*Stated problem*. Reproduce the records. Keep every word exact and include no images.
— Begin Data to process —
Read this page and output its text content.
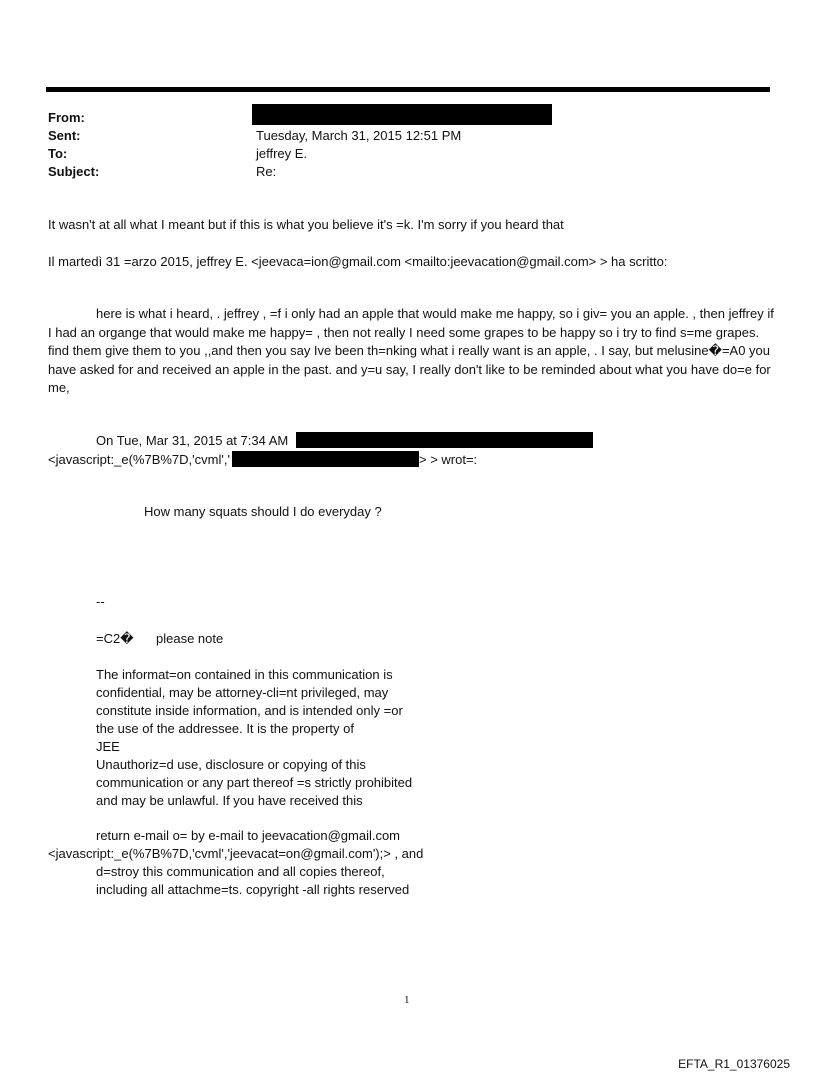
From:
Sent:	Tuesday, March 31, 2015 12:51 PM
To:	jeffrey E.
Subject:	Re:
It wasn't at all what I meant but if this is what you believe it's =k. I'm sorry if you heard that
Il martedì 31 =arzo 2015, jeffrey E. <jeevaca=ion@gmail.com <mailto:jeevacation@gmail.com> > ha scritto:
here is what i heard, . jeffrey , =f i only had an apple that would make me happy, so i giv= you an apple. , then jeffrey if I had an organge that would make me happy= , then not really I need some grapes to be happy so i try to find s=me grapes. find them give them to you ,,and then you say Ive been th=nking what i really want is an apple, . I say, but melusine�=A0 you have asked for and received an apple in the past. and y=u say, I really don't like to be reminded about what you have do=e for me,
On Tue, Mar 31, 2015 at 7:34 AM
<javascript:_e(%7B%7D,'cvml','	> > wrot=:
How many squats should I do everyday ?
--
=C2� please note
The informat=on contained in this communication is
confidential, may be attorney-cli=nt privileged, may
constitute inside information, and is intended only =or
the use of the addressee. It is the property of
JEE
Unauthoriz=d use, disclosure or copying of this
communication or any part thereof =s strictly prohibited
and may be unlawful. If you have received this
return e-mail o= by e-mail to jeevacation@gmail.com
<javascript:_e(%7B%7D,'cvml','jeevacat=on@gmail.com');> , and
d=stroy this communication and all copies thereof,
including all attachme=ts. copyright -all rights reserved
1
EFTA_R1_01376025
— End Data to process —
*Response below*.
Read this page and output its text content.
From:
Sent:	Tuesday, March 31, 2015 12:51 PM
To:	jeffrey E.
Subject:	Re:
It wasn't at all what I meant but if this is what you believe it's =k. I'm sorry if you heard that
Il martedì 31 =arzo 2015, jeffrey E. <jeevaca=ion@gmail.com <mailto:jeevacation@gmail.com> > ha scritto:
here is what i heard, . jeffrey , =f i only had an apple that would make me happy, so i giv= you an apple. , then jeffrey if I had an organge that would make me happy= , then not really I need some grapes to be happy so i try to find s=me grapes. find them give them to you ,,and then you say Ive been th=nking what i really want is an apple, . I say, but melusine�=A0 you have asked for and received an apple in the past. and y=u say, I really don't like to be reminded about what you have do=e for me,
On Tue, Mar 31, 2015 at 7:34 AM
<javascript:_e(%7B%7D,'cvml','	> > wrot=:
How many squats should I do everyday ?
--
=C2� please note
The informat=on contained in this communication is
confidential, may be attorney-cli=nt privileged, may
constitute inside information, and is intended only =or
the use of the addressee. It is the property of
JEE
Unauthoriz=d use, disclosure or copying of this
communication or any part thereof =s strictly prohibited
and may be unlawful. If you have received this
return e-mail o= by e-mail to jeevacation@gmail.com
<javascript:_e(%7B%7D,'cvml','jeevacat=on@gmail.com');> , and
d=stroy this communication and all copies thereof,
including all attachme=ts. copyright -all rights reserved
1
EFTA_R1_01376025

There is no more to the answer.